Reproduce the listing below character for character; drop every image.
====== Extracted material ======
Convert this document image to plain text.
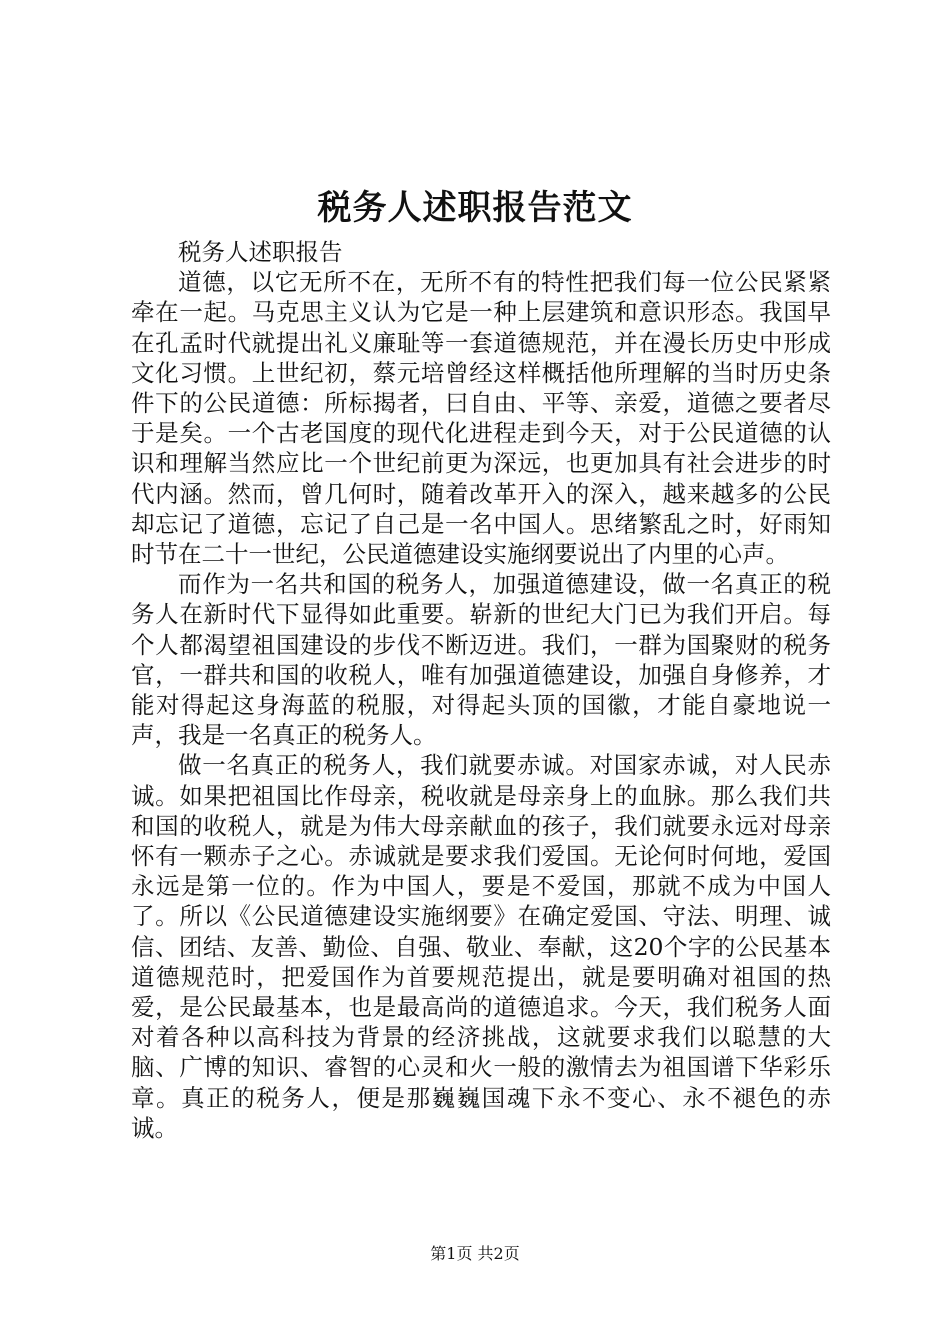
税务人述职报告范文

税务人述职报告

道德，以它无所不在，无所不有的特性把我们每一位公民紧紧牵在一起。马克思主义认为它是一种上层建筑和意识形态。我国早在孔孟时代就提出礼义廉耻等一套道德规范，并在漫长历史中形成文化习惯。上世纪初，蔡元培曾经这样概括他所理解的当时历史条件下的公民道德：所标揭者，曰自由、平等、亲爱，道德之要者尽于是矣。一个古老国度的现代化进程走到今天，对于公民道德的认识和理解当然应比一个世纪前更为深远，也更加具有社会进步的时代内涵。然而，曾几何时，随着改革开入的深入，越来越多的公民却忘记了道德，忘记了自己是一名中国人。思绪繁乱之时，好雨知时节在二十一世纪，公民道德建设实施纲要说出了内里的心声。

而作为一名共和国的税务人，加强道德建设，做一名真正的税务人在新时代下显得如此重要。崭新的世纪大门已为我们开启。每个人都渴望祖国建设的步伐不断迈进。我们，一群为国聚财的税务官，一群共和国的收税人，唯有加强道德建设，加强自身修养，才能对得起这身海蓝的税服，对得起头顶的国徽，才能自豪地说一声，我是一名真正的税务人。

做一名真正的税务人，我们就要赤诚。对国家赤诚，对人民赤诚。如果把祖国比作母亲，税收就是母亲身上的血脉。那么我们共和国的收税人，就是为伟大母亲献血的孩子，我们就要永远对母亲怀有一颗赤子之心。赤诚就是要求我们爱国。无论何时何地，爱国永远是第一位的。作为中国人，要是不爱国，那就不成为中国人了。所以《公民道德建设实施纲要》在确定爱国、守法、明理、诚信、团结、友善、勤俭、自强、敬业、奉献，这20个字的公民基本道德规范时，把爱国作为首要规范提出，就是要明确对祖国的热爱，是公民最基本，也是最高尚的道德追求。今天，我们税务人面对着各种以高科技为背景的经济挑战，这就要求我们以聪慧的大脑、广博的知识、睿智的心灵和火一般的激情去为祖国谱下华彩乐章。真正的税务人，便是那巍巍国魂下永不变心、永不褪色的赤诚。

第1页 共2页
======
Worked solution
Convert this document image to plain text.
税务人述职报告范文

税务人述职报告

道德，以它无所不在，无所不有的特性把我们每一位公民紧紧牵在一起。马克思主义认为它是一种上层建筑和意识形态。我国早在孔孟时代就提出礼义廉耻等一套道德规范，并在漫长历史中形成文化习惯。上世纪初，蔡元培曾经这样概括他所理解的当时历史条件下的公民道德：所标揭者，曰自由、平等、亲爱，道德之要者尽于是矣。一个古老国度的现代化进程走到今天，对于公民道德的认识和理解当然应比一个世纪前更为深远，也更加具有社会进步的时代内涵。然而，曾几何时，随着改革开入的深入，越来越多的公民却忘记了道德，忘记了自己是一名中国人。思绪繁乱之时，好雨知时节在二十一世纪，公民道德建设实施纲要说出了内里的心声。

而作为一名共和国的税务人，加强道德建设，做一名真正的税务人在新时代下显得如此重要。崭新的世纪大门已为我们开启。每个人都渴望祖国建设的步伐不断迈进。我们，一群为国聚财的税务官，一群共和国的收税人，唯有加强道德建设，加强自身修养，才能对得起这身海蓝的税服，对得起头顶的国徽，才能自豪地说一声，我是一名真正的税务人。

做一名真正的税务人，我们就要赤诚。对国家赤诚，对人民赤诚。如果把祖国比作母亲，税收就是母亲身上的血脉。那么我们共和国的收税人，就是为伟大母亲献血的孩子，我们就要永远对母亲怀有一颗赤子之心。赤诚就是要求我们爱国。无论何时何地，爱国永远是第一位的。作为中国人，要是不爱国，那就不成为中国人了。所以《公民道德建设实施纲要》在确定爱国、守法、明理、诚信、团结、友善、勤俭、自强、敬业、奉献，这20个字的公民基本道德规范时，把爱国作为首要规范提出，就是要明确对祖国的热爱，是公民最基本，也是最高尚的道德追求。今天，我们税务人面对着各种以高科技为背景的经济挑战，这就要求我们以聪慧的大脑、广博的知识、睿智的心灵和火一般的激情去为祖国谱下华彩乐章。真正的税务人，便是那巍巍国魂下永不变心、永不褪色的赤诚。

第1页 共2页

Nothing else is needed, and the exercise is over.